EXTRACTED MATERIAL:
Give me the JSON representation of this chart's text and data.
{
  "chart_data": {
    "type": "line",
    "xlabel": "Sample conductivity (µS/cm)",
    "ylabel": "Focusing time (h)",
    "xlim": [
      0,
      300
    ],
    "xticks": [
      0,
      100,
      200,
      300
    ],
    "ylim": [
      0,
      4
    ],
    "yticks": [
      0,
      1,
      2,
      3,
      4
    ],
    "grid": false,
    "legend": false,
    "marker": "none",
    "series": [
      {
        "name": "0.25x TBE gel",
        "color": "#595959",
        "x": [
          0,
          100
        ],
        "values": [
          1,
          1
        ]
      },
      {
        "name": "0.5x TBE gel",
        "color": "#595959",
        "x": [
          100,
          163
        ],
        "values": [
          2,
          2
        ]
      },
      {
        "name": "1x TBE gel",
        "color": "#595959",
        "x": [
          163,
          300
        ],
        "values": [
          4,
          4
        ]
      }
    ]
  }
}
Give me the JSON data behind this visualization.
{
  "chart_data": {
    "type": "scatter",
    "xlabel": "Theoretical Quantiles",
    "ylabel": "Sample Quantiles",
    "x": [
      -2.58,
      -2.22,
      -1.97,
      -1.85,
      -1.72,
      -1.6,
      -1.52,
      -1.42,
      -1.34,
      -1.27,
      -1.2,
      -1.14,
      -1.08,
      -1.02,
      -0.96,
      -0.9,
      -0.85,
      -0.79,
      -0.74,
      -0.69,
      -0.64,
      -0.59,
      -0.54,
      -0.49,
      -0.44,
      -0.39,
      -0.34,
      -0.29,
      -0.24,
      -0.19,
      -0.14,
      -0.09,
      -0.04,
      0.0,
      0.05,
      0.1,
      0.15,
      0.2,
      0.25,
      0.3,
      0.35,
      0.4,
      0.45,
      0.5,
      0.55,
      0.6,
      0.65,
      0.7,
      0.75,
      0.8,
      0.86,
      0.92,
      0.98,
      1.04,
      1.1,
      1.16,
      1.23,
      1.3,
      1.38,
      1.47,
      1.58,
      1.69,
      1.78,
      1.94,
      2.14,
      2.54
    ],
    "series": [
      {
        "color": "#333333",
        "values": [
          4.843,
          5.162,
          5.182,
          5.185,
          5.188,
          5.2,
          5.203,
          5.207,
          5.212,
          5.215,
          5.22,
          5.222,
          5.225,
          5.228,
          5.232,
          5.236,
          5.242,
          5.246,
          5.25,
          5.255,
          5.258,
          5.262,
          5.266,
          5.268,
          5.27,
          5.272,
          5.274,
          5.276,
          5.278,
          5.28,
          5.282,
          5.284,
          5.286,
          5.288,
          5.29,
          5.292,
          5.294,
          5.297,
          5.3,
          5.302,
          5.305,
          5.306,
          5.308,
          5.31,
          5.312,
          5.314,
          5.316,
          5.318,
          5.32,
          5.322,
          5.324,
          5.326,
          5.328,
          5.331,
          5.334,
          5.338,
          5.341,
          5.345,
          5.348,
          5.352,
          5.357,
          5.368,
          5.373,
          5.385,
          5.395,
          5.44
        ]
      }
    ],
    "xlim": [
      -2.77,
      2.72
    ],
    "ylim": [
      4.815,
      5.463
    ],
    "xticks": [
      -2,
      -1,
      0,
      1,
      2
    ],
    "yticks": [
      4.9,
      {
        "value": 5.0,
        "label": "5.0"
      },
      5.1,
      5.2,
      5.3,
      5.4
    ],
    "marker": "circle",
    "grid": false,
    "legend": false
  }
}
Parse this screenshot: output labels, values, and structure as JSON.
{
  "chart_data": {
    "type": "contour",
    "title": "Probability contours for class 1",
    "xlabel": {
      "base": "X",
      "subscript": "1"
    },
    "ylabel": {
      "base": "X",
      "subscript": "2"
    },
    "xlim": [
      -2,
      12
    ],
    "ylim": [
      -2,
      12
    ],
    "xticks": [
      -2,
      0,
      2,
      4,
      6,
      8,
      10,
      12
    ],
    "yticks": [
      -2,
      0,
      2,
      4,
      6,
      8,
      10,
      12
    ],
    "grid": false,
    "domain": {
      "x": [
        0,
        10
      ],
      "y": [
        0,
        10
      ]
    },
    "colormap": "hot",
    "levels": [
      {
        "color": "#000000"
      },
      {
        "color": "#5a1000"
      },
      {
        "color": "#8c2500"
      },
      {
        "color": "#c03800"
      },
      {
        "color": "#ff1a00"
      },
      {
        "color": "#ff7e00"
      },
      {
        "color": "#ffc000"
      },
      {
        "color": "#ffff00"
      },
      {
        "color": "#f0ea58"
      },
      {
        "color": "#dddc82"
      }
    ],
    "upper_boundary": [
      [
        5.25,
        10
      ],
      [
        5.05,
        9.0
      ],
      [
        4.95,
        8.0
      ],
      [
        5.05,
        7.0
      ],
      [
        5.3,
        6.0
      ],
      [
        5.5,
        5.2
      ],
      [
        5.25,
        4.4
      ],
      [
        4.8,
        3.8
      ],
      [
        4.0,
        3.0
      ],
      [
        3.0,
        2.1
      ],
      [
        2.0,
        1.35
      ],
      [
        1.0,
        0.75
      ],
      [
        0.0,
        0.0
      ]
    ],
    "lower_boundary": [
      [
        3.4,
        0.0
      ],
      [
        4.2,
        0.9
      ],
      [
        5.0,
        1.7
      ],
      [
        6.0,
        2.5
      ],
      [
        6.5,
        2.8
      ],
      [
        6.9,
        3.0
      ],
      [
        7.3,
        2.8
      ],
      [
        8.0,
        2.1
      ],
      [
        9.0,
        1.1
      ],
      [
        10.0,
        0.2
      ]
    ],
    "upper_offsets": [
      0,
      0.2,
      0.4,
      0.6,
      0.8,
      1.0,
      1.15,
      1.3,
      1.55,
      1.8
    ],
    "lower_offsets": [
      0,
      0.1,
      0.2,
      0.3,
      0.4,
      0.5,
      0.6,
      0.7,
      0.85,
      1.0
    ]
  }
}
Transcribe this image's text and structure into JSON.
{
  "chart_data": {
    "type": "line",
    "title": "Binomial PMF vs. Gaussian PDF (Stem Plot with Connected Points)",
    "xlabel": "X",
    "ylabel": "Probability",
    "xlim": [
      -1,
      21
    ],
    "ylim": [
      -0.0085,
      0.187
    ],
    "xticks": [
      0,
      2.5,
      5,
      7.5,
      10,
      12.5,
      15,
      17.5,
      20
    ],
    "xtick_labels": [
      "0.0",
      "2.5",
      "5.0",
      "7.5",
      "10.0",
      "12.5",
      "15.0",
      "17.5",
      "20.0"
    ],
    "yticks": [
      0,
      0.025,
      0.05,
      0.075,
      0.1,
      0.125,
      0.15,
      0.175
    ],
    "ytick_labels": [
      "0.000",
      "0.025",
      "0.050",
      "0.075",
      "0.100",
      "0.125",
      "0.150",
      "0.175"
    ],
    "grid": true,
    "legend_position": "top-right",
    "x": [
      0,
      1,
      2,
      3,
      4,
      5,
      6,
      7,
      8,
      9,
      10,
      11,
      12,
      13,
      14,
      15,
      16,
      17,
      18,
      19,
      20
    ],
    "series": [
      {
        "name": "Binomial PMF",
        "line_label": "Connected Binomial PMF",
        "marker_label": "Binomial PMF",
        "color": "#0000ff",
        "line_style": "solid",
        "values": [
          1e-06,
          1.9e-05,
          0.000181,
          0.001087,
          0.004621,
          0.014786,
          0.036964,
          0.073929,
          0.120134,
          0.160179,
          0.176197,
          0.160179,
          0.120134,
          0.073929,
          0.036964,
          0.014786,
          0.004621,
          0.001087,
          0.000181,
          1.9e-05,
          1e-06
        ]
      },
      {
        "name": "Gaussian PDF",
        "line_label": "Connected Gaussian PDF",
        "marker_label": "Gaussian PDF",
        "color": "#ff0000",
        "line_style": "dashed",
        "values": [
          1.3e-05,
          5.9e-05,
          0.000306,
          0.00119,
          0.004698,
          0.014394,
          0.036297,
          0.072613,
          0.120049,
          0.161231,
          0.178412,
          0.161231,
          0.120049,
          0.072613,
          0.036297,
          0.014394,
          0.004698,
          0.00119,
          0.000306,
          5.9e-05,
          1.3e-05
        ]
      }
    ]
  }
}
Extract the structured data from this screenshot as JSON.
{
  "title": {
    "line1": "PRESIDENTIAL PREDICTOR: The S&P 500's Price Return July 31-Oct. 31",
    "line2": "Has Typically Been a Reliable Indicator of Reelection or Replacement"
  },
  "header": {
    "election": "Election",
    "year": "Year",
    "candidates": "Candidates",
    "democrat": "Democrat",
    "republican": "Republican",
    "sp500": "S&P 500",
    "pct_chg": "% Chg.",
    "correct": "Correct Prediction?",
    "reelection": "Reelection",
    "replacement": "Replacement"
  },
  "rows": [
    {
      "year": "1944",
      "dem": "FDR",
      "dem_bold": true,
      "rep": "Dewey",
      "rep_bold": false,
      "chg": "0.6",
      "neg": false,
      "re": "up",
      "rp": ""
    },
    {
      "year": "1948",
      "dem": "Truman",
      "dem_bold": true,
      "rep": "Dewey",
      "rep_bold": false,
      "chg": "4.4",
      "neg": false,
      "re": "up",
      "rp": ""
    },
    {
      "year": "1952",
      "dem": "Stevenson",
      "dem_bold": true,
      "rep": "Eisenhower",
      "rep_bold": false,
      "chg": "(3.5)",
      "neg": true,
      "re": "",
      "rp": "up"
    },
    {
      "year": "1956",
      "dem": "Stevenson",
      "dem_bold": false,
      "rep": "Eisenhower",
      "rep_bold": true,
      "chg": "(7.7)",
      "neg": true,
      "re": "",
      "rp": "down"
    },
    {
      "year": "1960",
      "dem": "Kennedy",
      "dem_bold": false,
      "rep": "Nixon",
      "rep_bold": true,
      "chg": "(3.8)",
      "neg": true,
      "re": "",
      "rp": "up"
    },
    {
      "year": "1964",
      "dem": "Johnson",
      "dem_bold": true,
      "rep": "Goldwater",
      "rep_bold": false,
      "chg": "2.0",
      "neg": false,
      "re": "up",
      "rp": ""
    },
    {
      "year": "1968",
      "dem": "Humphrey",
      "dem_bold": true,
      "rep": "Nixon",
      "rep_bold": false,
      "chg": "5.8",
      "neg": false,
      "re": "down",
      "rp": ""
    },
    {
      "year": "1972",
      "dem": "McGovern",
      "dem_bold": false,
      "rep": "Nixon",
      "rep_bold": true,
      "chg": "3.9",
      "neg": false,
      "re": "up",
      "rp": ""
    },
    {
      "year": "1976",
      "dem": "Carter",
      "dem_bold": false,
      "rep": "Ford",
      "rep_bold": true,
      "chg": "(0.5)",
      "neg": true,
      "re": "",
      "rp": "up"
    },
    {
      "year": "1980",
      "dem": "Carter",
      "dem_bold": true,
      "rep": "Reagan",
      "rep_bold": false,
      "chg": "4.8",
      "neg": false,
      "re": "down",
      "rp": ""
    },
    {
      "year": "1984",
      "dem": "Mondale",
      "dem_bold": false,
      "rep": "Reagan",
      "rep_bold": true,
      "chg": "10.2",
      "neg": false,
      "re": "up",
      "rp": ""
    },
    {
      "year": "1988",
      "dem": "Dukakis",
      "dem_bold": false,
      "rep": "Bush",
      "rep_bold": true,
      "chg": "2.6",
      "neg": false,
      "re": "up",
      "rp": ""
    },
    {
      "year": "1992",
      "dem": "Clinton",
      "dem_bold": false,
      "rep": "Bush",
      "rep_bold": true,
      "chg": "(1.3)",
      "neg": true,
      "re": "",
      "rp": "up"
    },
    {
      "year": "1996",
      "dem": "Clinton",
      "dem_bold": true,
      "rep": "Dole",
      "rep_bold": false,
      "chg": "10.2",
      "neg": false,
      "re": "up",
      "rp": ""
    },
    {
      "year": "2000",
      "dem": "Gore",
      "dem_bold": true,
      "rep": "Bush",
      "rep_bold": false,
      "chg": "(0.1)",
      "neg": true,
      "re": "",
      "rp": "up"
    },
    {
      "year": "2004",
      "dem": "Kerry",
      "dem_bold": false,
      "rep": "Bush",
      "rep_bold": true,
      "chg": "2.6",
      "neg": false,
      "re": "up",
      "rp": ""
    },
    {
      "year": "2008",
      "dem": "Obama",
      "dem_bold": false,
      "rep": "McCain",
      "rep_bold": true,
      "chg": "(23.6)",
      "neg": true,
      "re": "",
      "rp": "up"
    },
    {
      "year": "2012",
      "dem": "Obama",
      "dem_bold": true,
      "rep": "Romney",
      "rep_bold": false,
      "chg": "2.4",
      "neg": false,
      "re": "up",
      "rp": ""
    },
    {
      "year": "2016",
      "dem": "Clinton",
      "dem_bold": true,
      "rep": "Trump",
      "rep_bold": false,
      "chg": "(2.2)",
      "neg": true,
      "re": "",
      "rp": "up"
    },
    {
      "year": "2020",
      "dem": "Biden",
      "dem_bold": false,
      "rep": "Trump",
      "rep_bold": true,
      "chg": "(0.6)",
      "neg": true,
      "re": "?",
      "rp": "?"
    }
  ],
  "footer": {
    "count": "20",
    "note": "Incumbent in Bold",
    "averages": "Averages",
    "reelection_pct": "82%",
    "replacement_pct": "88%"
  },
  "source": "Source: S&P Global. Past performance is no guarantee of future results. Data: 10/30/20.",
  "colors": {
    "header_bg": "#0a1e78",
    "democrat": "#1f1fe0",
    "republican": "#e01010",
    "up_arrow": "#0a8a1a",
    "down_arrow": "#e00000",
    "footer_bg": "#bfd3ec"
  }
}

PROBLEM: List each line of the records that holds the string "Quantiles".

ANSWER IN FULL:
    "xlabel": "Theoretical Quantiles",
    "ylabel": "Sample Quantiles",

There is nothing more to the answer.